**Description of the task**:
What follows is a listing. Return every line of it exactly.
================
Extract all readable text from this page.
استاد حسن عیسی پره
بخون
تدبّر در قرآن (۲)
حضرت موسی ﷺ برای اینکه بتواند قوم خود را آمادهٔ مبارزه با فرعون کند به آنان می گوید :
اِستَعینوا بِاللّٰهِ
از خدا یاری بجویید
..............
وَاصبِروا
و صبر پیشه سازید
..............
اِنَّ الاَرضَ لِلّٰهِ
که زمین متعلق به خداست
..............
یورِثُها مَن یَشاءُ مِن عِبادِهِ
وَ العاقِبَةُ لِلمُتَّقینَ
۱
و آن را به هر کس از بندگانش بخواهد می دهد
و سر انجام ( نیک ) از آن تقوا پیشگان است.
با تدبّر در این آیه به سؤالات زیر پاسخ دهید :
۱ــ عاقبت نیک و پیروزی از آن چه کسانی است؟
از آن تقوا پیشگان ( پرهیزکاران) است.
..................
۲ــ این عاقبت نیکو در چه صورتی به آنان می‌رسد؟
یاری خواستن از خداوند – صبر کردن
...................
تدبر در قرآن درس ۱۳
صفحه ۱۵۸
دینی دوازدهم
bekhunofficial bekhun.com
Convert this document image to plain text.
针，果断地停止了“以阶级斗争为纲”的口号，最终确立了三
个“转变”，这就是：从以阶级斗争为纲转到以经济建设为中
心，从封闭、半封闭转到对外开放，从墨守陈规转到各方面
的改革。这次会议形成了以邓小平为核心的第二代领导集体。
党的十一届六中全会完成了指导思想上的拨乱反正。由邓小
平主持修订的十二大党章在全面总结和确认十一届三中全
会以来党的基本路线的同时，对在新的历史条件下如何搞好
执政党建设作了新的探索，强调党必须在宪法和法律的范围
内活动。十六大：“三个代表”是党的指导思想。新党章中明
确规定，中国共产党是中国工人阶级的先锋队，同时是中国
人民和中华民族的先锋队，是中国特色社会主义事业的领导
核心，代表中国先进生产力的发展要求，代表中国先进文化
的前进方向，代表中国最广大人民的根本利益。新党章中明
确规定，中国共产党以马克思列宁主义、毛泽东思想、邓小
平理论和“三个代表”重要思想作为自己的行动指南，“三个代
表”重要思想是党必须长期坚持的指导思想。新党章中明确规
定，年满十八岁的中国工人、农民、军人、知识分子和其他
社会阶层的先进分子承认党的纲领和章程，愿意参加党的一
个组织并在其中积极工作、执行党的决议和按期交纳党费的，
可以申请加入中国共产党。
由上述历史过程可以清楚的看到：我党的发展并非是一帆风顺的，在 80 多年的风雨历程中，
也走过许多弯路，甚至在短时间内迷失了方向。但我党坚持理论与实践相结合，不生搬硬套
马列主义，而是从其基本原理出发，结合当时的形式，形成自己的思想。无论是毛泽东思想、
================
**Answer in full**:
Extract all readable text from this page.
استاد حسن عیسی پره
بخون
تدبّر در قرآن (۲)
حضرت موسی ﷺ برای اینکه بتواند قوم خود را آمادهٔ مبارزه با فرعون کند به آنان می گوید :
اِستَعینوا بِاللّٰهِ
از خدا یاری بجویید
..............
وَاصبِروا
و صبر پیشه سازید
..............
اِنَّ الاَرضَ لِلّٰهِ
که زمین متعلق به خداست
..............
یورِثُها مَن یَشاءُ مِن عِبادِهِ
وَ العاقِبَةُ لِلمُتَّقینَ
۱
و آن را به هر کس از بندگانش بخواهد می دهد
و سر انجام ( نیک ) از آن تقوا پیشگان است.
با تدبّر در این آیه به سؤالات زیر پاسخ دهید :
۱ــ عاقبت نیک و پیروزی از آن چه کسانی است؟
از آن تقوا پیشگان ( پرهیزکاران) است.
..................
۲ــ این عاقبت نیکو در چه صورتی به آنان می‌رسد؟
یاری خواستن از خداوند – صبر کردن
...................
تدبر در قرآن درس ۱۳
صفحه ۱۵۸
دینی دوازدهم
bekhunofficial bekhun.com
Convert this document image to plain text.
针，果断地停止了“以阶级斗争为纲”的口号，最终确立了三
个“转变”，这就是：从以阶级斗争为纲转到以经济建设为中
心，从封闭、半封闭转到对外开放，从墨守陈规转到各方面
的改革。这次会议形成了以邓小平为核心的第二代领导集体。
党的十一届六中全会完成了指导思想上的拨乱反正。由邓小
平主持修订的十二大党章在全面总结和确认十一届三中全
会以来党的基本路线的同时，对在新的历史条件下如何搞好
执政党建设作了新的探索，强调党必须在宪法和法律的范围
内活动。十六大：“三个代表”是党的指导思想。新党章中明
确规定，中国共产党是中国工人阶级的先锋队，同时是中国
人民和中华民族的先锋队，是中国特色社会主义事业的领导
核心，代表中国先进生产力的发展要求，代表中国先进文化
的前进方向，代表中国最广大人民的根本利益。新党章中明
确规定，中国共产党以马克思列宁主义、毛泽东思想、邓小
平理论和“三个代表”重要思想作为自己的行动指南，“三个代
表”重要思想是党必须长期坚持的指导思想。新党章中明确规
定，年满十八岁的中国工人、农民、军人、知识分子和其他
社会阶层的先进分子承认党的纲领和章程，愿意参加党的一
个组织并在其中积极工作、执行党的决议和按期交纳党费的，
可以申请加入中国共产党。
由上述历史过程可以清楚的看到：我党的发展并非是一帆风顺的，在 80 多年的风雨历程中，
也走过许多弯路，甚至在短时间内迷失了方向。但我党坚持理论与实践相结合，不生搬硬套
马列主义，而是从其基本原理出发，结合当时的形式，形成自己的思想。无论是毛泽东思想、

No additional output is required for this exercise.